» The problem
Copy out all lines of the records in which the word "brød" appears.

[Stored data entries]
━━━━━━━━━━
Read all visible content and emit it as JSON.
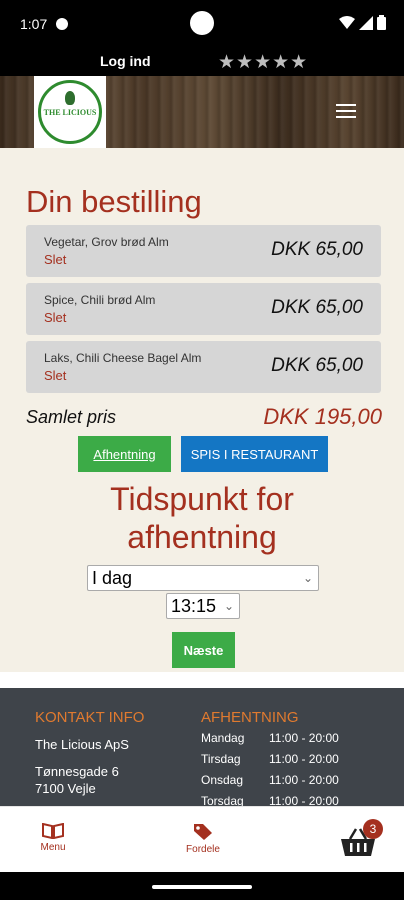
{
  "status_bar": {
    "time": "1:07"
  },
  "top_bar": {
    "login_label": "Log ind",
    "stars": "★★★★★"
  },
  "logo": {
    "text": "THE LICIOUS"
  },
  "page_title": "Din bestilling",
  "order": {
    "items": [
      {
        "name": "Vegetar, Grov brød Alm",
        "delete_label": "Slet",
        "price": "DKK 65,00"
      },
      {
        "name": "Spice, Chili brød Alm",
        "delete_label": "Slet",
        "price": "DKK 65,00"
      },
      {
        "name": "Laks, Chili Cheese Bagel Alm",
        "delete_label": "Slet",
        "price": "DKK 65,00"
      }
    ],
    "total_label": "Samlet pris",
    "total_value": "DKK 195,00"
  },
  "mode_buttons": {
    "pickup": "Afhentning",
    "dine_in": "SPIS I RESTAURANT"
  },
  "time_section": {
    "title_line1": "Tidspunkt for",
    "title_line2": "afhentning",
    "day_value": "I dag",
    "time_value": "13:15",
    "next_label": "Næste"
  },
  "footer": {
    "contact_heading": "KONTAKT INFO",
    "company": "The Licious ApS",
    "street": "Tønnesgade 6",
    "city": "7100 Vejle",
    "pickup_heading": "AFHENTNING",
    "hours": [
      {
        "day": "Mandag",
        "time": "11:00 - 20:00"
      },
      {
        "day": "Tirsdag",
        "time": "11:00 - 20:00"
      },
      {
        "day": "Onsdag",
        "time": "11:00 - 20:00"
      },
      {
        "day": "Torsdag",
        "time": "11:00 - 20:00"
      }
    ]
  },
  "bottom_nav": {
    "menu_label": "Menu",
    "fordele_label": "Fordele",
    "cart_count": "3"
  },
  "colors": {
    "accent": "#a4301f",
    "green": "#3cab47",
    "blue": "#1476c4",
    "footer_bg": "#3f444a",
    "footer_heading": "#e07a2f",
    "page_bg": "#f4f0e6"
  }
}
━━━━━━━━━━
» Solution for this task
        "name": "Vegetar, Grov brød Alm",
        "name": "Spice, Chili brød Alm",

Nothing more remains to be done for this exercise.